▸ **Stored data**:
━━━━━━━━
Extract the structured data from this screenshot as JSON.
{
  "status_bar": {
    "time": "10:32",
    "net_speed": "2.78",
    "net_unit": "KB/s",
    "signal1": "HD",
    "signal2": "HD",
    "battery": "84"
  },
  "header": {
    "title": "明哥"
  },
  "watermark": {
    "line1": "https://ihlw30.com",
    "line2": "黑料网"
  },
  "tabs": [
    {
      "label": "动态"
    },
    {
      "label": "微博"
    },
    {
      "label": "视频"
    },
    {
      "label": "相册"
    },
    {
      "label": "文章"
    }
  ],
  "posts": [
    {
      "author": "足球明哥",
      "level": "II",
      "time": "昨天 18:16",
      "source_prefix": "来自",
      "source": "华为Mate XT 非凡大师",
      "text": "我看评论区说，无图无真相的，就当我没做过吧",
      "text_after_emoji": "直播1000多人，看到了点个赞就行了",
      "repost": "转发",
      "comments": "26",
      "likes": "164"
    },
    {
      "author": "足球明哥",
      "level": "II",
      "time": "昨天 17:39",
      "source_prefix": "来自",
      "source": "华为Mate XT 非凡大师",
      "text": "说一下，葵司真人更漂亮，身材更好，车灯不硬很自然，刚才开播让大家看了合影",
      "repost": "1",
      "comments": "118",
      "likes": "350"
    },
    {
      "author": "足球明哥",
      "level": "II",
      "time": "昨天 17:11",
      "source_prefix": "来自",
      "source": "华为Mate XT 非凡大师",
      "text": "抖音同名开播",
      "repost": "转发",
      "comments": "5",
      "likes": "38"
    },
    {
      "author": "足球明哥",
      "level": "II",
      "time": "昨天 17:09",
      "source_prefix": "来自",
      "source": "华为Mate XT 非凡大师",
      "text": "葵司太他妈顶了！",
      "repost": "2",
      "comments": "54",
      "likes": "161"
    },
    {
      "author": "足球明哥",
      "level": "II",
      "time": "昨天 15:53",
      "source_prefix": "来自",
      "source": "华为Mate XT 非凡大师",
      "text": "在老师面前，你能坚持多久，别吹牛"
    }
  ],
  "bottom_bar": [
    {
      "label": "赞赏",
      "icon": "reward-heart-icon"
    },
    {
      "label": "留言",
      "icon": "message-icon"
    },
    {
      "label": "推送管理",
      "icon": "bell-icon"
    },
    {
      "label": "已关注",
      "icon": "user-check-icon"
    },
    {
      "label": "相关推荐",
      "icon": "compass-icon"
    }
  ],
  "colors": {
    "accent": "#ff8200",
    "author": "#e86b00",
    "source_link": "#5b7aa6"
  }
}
━━━━━━━━
▸ **JOB**:
Return each full line of the entries that contains the word "likes".

▸ **RESPONSE**:
      "likes": "164"
      "likes": "350"
      "likes": "38"
      "likes": "161"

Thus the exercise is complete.